DATASET ▸
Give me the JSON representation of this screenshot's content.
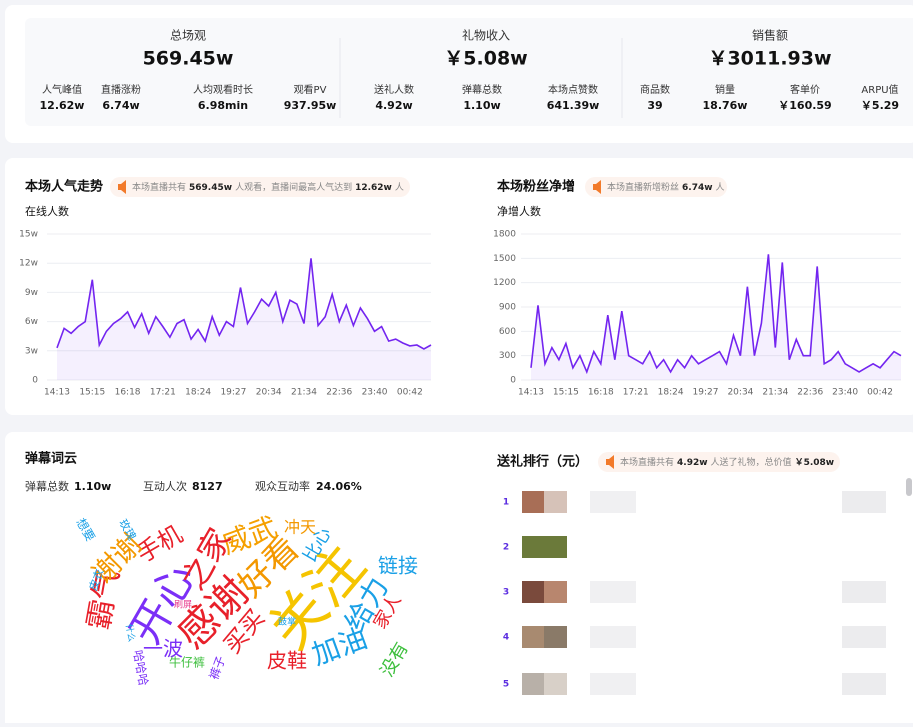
{
  "stats": [
    {
      "title": "总场观",
      "value": "569.45w",
      "items": [
        {
          "label": "人气峰值",
          "value": "12.62w"
        },
        {
          "label": "直播涨粉",
          "value": "6.74w"
        },
        {
          "label": "人均观看时长",
          "value": "6.98min"
        },
        {
          "label": "观看PV",
          "value": "937.95w"
        }
      ]
    },
    {
      "title": "礼物收入",
      "value": "￥5.08w",
      "items": [
        {
          "label": "送礼人数",
          "value": "4.92w"
        },
        {
          "label": "弹幕总数",
          "value": "1.10w"
        },
        {
          "label": "本场点赞数",
          "value": "641.39w"
        }
      ]
    },
    {
      "title": "销售额",
      "value": "￥3011.93w",
      "items": [
        {
          "label": "商品数",
          "value": "39"
        },
        {
          "label": "销量",
          "value": "18.76w"
        },
        {
          "label": "客单价",
          "value": "￥160.59"
        },
        {
          "label": "ARPU值",
          "value": "￥5.29"
        }
      ]
    }
  ],
  "chart_data": [
    {
      "type": "line",
      "title": "本场人气走势",
      "note": [
        "本场直播共有",
        "569.45w",
        "人观看，直播间最高人气达到",
        "12.62w",
        "人"
      ],
      "ylabel": "在线人数",
      "color": "#7325f0",
      "categories": [
        "14:13",
        null,
        null,
        null,
        null,
        "15:15",
        null,
        null,
        null,
        null,
        "16:18",
        null,
        null,
        null,
        null,
        "17:21",
        null,
        null,
        null,
        null,
        "18:24",
        null,
        null,
        null,
        null,
        "19:27",
        null,
        null,
        null,
        null,
        "20:34",
        null,
        null,
        null,
        null,
        "21:34",
        null,
        null,
        null,
        null,
        "22:36",
        null,
        null,
        null,
        null,
        "23:40",
        null,
        null,
        null,
        null,
        "00:42",
        null,
        null,
        null
      ],
      "values": [
        3.3,
        5.3,
        4.8,
        5.5,
        6.0,
        10.3,
        3.6,
        5.0,
        5.8,
        6.3,
        7.0,
        5.4,
        6.8,
        4.8,
        6.5,
        5.5,
        4.4,
        5.8,
        6.2,
        4.2,
        5.2,
        4.0,
        6.5,
        4.6,
        6.0,
        5.5,
        9.5,
        5.8,
        7.0,
        8.3,
        7.6,
        9.0,
        6.0,
        8.2,
        7.8,
        5.8,
        12.5,
        5.6,
        6.5,
        8.8,
        6.0,
        7.7,
        5.6,
        7.4,
        6.3,
        5.0,
        5.5,
        4.0,
        4.2,
        3.8,
        3.5,
        3.6,
        3.2,
        3.6
      ],
      "ylim": [
        0,
        15
      ],
      "yticks": [
        0,
        {
          "value": 3,
          "label": "3w"
        },
        {
          "value": 6,
          "label": "6w"
        },
        {
          "value": 9,
          "label": "9w"
        },
        {
          "value": 12,
          "label": "12w"
        },
        {
          "value": 15,
          "label": "15w"
        }
      ],
      "grid": true
    },
    {
      "type": "line",
      "title": "本场粉丝净增",
      "note": [
        "本场直播新增粉丝",
        "6.74w",
        "人"
      ],
      "ylabel": "净增人数",
      "color": "#7325f0",
      "categories": [
        "14:13",
        null,
        null,
        null,
        null,
        "15:15",
        null,
        null,
        null,
        null,
        "16:18",
        null,
        null,
        null,
        null,
        "17:21",
        null,
        null,
        null,
        null,
        "18:24",
        null,
        null,
        null,
        null,
        "19:27",
        null,
        null,
        null,
        null,
        "20:34",
        null,
        null,
        null,
        null,
        "21:34",
        null,
        null,
        null,
        null,
        "22:36",
        null,
        null,
        null,
        null,
        "23:40",
        null,
        null,
        null,
        null,
        "00:42",
        null,
        null,
        null
      ],
      "values": [
        150,
        920,
        200,
        400,
        250,
        450,
        150,
        300,
        100,
        350,
        200,
        800,
        250,
        850,
        300,
        250,
        200,
        350,
        150,
        250,
        100,
        250,
        150,
        300,
        200,
        250,
        300,
        350,
        200,
        550,
        300,
        1150,
        300,
        700,
        1550,
        400,
        1450,
        250,
        500,
        300,
        300,
        1400,
        200,
        250,
        350,
        200,
        150,
        100,
        150,
        200,
        150,
        250,
        350,
        300
      ],
      "ylim": [
        0,
        1800
      ],
      "yticks": [
        0,
        300,
        600,
        900,
        1200,
        1500,
        1800
      ],
      "grid": true
    }
  ],
  "cloud": {
    "title": "弹幕词云",
    "stats": [
      {
        "label": "弹幕总数",
        "value": "1.10w"
      },
      {
        "label": "互动人次",
        "value": "8127"
      },
      {
        "label": "观众互动率",
        "value": "24.06%"
      }
    ],
    "words": [
      {
        "text": "开心",
        "color": "#7b2ff7"
      },
      {
        "text": "感谢",
        "color": "#e8202a"
      },
      {
        "text": "关注",
        "color": "#f5c400"
      },
      {
        "text": "好看",
        "color": "#f39800"
      },
      {
        "text": "威武",
        "color": "#f5a000"
      },
      {
        "text": "之家",
        "color": "#e8202a"
      },
      {
        "text": "手机",
        "color": "#e8202a"
      },
      {
        "text": "霸气",
        "color": "#e8202a"
      },
      {
        "text": "谢谢",
        "color": "#f39800"
      },
      {
        "text": "一波",
        "color": "#7b2ff7"
      },
      {
        "text": "加油",
        "color": "#1aa0e6"
      },
      {
        "text": "给力",
        "color": "#1aa0e6"
      },
      {
        "text": "买买",
        "color": "#e8202a"
      },
      {
        "text": "皮鞋",
        "color": "#e8202a"
      },
      {
        "text": "链接",
        "color": "#1aa0e6"
      },
      {
        "text": "比心",
        "color": "#1aa0e6"
      },
      {
        "text": "冲天",
        "color": "#f39800"
      },
      {
        "text": "家人",
        "color": "#e8202a"
      },
      {
        "text": "没有",
        "color": "#3dbf3d"
      },
      {
        "text": "牛仔裤",
        "color": "#3dbf3d"
      },
      {
        "text": "裤子",
        "color": "#7b2ff7"
      },
      {
        "text": "哈哈哈",
        "color": "#7b2ff7"
      },
      {
        "text": "想要",
        "color": "#1aa0e6"
      },
      {
        "text": "玫瑰",
        "color": "#1aa0e6"
      },
      {
        "text": "刷屏",
        "color": "#e83a8e"
      },
      {
        "text": "鼓掌",
        "color": "#1aa0e6"
      },
      {
        "text": "皮衣",
        "color": "#1aa0e6"
      },
      {
        "text": "什么",
        "color": "#1aa0e6"
      }
    ]
  },
  "ranking": {
    "title": "送礼排行（元）",
    "note": [
      "本场直播共有",
      "4.92w",
      "人送了礼物，总价值",
      "￥5.08w"
    ],
    "ranks": [
      "1",
      "2",
      "3",
      "4",
      "5"
    ]
  }
}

WORK TO BE COMPLETED ▸ Pictures excluded, quote all the data above exactly.

IN RESPONSE ▸
Give me the JSON representation of this screenshot's content.
{
  "stats": [
    {
      "title": "总场观",
      "value": "569.45w",
      "items": [
        {
          "label": "人气峰值",
          "value": "12.62w"
        },
        {
          "label": "直播涨粉",
          "value": "6.74w"
        },
        {
          "label": "人均观看时长",
          "value": "6.98min"
        },
        {
          "label": "观看PV",
          "value": "937.95w"
        }
      ]
    },
    {
      "title": "礼物收入",
      "value": "￥5.08w",
      "items": [
        {
          "label": "送礼人数",
          "value": "4.92w"
        },
        {
          "label": "弹幕总数",
          "value": "1.10w"
        },
        {
          "label": "本场点赞数",
          "value": "641.39w"
        }
      ]
    },
    {
      "title": "销售额",
      "value": "￥3011.93w",
      "items": [
        {
          "label": "商品数",
          "value": "39"
        },
        {
          "label": "销量",
          "value": "18.76w"
        },
        {
          "label": "客单价",
          "value": "￥160.59"
        },
        {
          "label": "ARPU值",
          "value": "￥5.29"
        }
      ]
    }
  ],
  "chart_data": [
    {
      "type": "line",
      "title": "本场人气走势",
      "note": [
        "本场直播共有",
        "569.45w",
        "人观看，直播间最高人气达到",
        "12.62w",
        "人"
      ],
      "ylabel": "在线人数",
      "color": "#7325f0",
      "categories": [
        "14:13",
        null,
        null,
        null,
        null,
        "15:15",
        null,
        null,
        null,
        null,
        "16:18",
        null,
        null,
        null,
        null,
        "17:21",
        null,
        null,
        null,
        null,
        "18:24",
        null,
        null,
        null,
        null,
        "19:27",
        null,
        null,
        null,
        null,
        "20:34",
        null,
        null,
        null,
        null,
        "21:34",
        null,
        null,
        null,
        null,
        "22:36",
        null,
        null,
        null,
        null,
        "23:40",
        null,
        null,
        null,
        null,
        "00:42",
        null,
        null,
        null
      ],
      "values": [
        3.3,
        5.3,
        4.8,
        5.5,
        6.0,
        10.3,
        3.6,
        5.0,
        5.8,
        6.3,
        7.0,
        5.4,
        6.8,
        4.8,
        6.5,
        5.5,
        4.4,
        5.8,
        6.2,
        4.2,
        5.2,
        4.0,
        6.5,
        4.6,
        6.0,
        5.5,
        9.5,
        5.8,
        7.0,
        8.3,
        7.6,
        9.0,
        6.0,
        8.2,
        7.8,
        5.8,
        12.5,
        5.6,
        6.5,
        8.8,
        6.0,
        7.7,
        5.6,
        7.4,
        6.3,
        5.0,
        5.5,
        4.0,
        4.2,
        3.8,
        3.5,
        3.6,
        3.2,
        3.6
      ],
      "ylim": [
        0,
        15
      ],
      "yticks": [
        0,
        {
          "value": 3,
          "label": "3w"
        },
        {
          "value": 6,
          "label": "6w"
        },
        {
          "value": 9,
          "label": "9w"
        },
        {
          "value": 12,
          "label": "12w"
        },
        {
          "value": 15,
          "label": "15w"
        }
      ],
      "grid": true
    },
    {
      "type": "line",
      "title": "本场粉丝净增",
      "note": [
        "本场直播新增粉丝",
        "6.74w",
        "人"
      ],
      "ylabel": "净增人数",
      "color": "#7325f0",
      "categories": [
        "14:13",
        null,
        null,
        null,
        null,
        "15:15",
        null,
        null,
        null,
        null,
        "16:18",
        null,
        null,
        null,
        null,
        "17:21",
        null,
        null,
        null,
        null,
        "18:24",
        null,
        null,
        null,
        null,
        "19:27",
        null,
        null,
        null,
        null,
        "20:34",
        null,
        null,
        null,
        null,
        "21:34",
        null,
        null,
        null,
        null,
        "22:36",
        null,
        null,
        null,
        null,
        "23:40",
        null,
        null,
        null,
        null,
        "00:42",
        null,
        null,
        null
      ],
      "values": [
        150,
        920,
        200,
        400,
        250,
        450,
        150,
        300,
        100,
        350,
        200,
        800,
        250,
        850,
        300,
        250,
        200,
        350,
        150,
        250,
        100,
        250,
        150,
        300,
        200,
        250,
        300,
        350,
        200,
        550,
        300,
        1150,
        300,
        700,
        1550,
        400,
        1450,
        250,
        500,
        300,
        300,
        1400,
        200,
        250,
        350,
        200,
        150,
        100,
        150,
        200,
        150,
        250,
        350,
        300
      ],
      "ylim": [
        0,
        1800
      ],
      "yticks": [
        0,
        300,
        600,
        900,
        1200,
        1500,
        1800
      ],
      "grid": true
    }
  ],
  "cloud": {
    "title": "弹幕词云",
    "stats": [
      {
        "label": "弹幕总数",
        "value": "1.10w"
      },
      {
        "label": "互动人次",
        "value": "8127"
      },
      {
        "label": "观众互动率",
        "value": "24.06%"
      }
    ],
    "words": [
      {
        "text": "开心",
        "color": "#7b2ff7"
      },
      {
        "text": "感谢",
        "color": "#e8202a"
      },
      {
        "text": "关注",
        "color": "#f5c400"
      },
      {
        "text": "好看",
        "color": "#f39800"
      },
      {
        "text": "威武",
        "color": "#f5a000"
      },
      {
        "text": "之家",
        "color": "#e8202a"
      },
      {
        "text": "手机",
        "color": "#e8202a"
      },
      {
        "text": "霸气",
        "color": "#e8202a"
      },
      {
        "text": "谢谢",
        "color": "#f39800"
      },
      {
        "text": "一波",
        "color": "#7b2ff7"
      },
      {
        "text": "加油",
        "color": "#1aa0e6"
      },
      {
        "text": "给力",
        "color": "#1aa0e6"
      },
      {
        "text": "买买",
        "color": "#e8202a"
      },
      {
        "text": "皮鞋",
        "color": "#e8202a"
      },
      {
        "text": "链接",
        "color": "#1aa0e6"
      },
      {
        "text": "比心",
        "color": "#1aa0e6"
      },
      {
        "text": "冲天",
        "color": "#f39800"
      },
      {
        "text": "家人",
        "color": "#e8202a"
      },
      {
        "text": "没有",
        "color": "#3dbf3d"
      },
      {
        "text": "牛仔裤",
        "color": "#3dbf3d"
      },
      {
        "text": "裤子",
        "color": "#7b2ff7"
      },
      {
        "text": "哈哈哈",
        "color": "#7b2ff7"
      },
      {
        "text": "想要",
        "color": "#1aa0e6"
      },
      {
        "text": "玫瑰",
        "color": "#1aa0e6"
      },
      {
        "text": "刷屏",
        "color": "#e83a8e"
      },
      {
        "text": "鼓掌",
        "color": "#1aa0e6"
      },
      {
        "text": "皮衣",
        "color": "#1aa0e6"
      },
      {
        "text": "什么",
        "color": "#1aa0e6"
      }
    ]
  },
  "ranking": {
    "title": "送礼排行（元）",
    "note": [
      "本场直播共有",
      "4.92w",
      "人送了礼物，总价值",
      "￥5.08w"
    ],
    "ranks": [
      "1",
      "2",
      "3",
      "4",
      "5"
    ]
  }
}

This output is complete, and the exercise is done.